++++ SOURCE DATA ++++
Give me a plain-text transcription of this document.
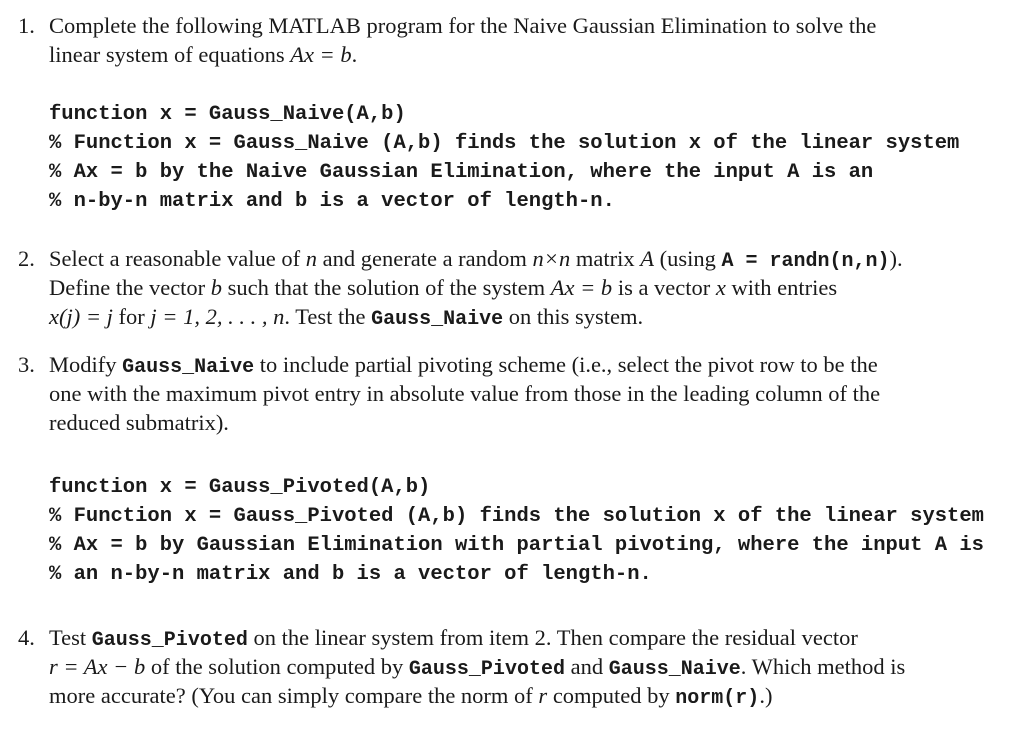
1. Complete the following MATLAB program for the Naive Gaussian Elimination to solve the
linear system of equations Ax = b.
function x = Gauss_Naive(A,b)
% Function x = Gauss_Naive (A,b) finds the solution x of the linear system
% Ax = b by the Naive Gaussian Elimination, where the input A is an
% n-by-n matrix and b is a vector of length-n.
2. Select a reasonable value of n and generate a random n×n matrix A (using A = randn(n,n)).
Define the vector b such that the solution of the system Ax = b is a vector x with entries
x(j) = j for j = 1, 2, . . . , n. Test the Gauss_Naive on this system.
3. Modify Gauss_Naive to include partial pivoting scheme (i.e., select the pivot row to be the
one with the maximum pivot entry in absolute value from those in the leading column of the
reduced submatrix).
function x = Gauss_Pivoted(A,b)
% Function x = Gauss_Pivoted (A,b) finds the solution x of the linear system
% Ax = b by Gaussian Elimination with partial pivoting, where the input A is
% an n-by-n matrix and b is a vector of length-n.
4. Test Gauss_Pivoted on the linear system from item 2. Then compare the residual vector
r = Ax − b of the solution computed by Gauss_Pivoted and Gauss_Naive. Which method is
more accurate? (You can simply compare the norm of r computed by norm(r).)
++++
◆ PROBLEM TO SOLVE
Transcribe all the data word for word; the images stay out.

◆ RESPONSE BELOW
Give me a plain-text transcription of this document.
1. Complete the following MATLAB program for the Naive Gaussian Elimination to solve the
linear system of equations Ax = b.
function x = Gauss_Naive(A,b)
% Function x = Gauss_Naive (A,b) finds the solution x of the linear system
% Ax = b by the Naive Gaussian Elimination, where the input A is an
% n-by-n matrix and b is a vector of length-n.
2. Select a reasonable value of n and generate a random n×n matrix A (using A = randn(n,n)).
Define the vector b such that the solution of the system Ax = b is a vector x with entries
x(j) = j for j = 1, 2, . . . , n. Test the Gauss_Naive on this system.
3. Modify Gauss_Naive to include partial pivoting scheme (i.e., select the pivot row to be the
one with the maximum pivot entry in absolute value from those in the leading column of the
reduced submatrix).
function x = Gauss_Pivoted(A,b)
% Function x = Gauss_Pivoted (A,b) finds the solution x of the linear system
% Ax = b by Gaussian Elimination with partial pivoting, where the input A is
% an n-by-n matrix and b is a vector of length-n.
4. Test Gauss_Pivoted on the linear system from item 2. Then compare the residual vector
r = Ax − b of the solution computed by Gauss_Pivoted and Gauss_Naive. Which method is
more accurate? (You can simply compare the norm of r computed by norm(r).)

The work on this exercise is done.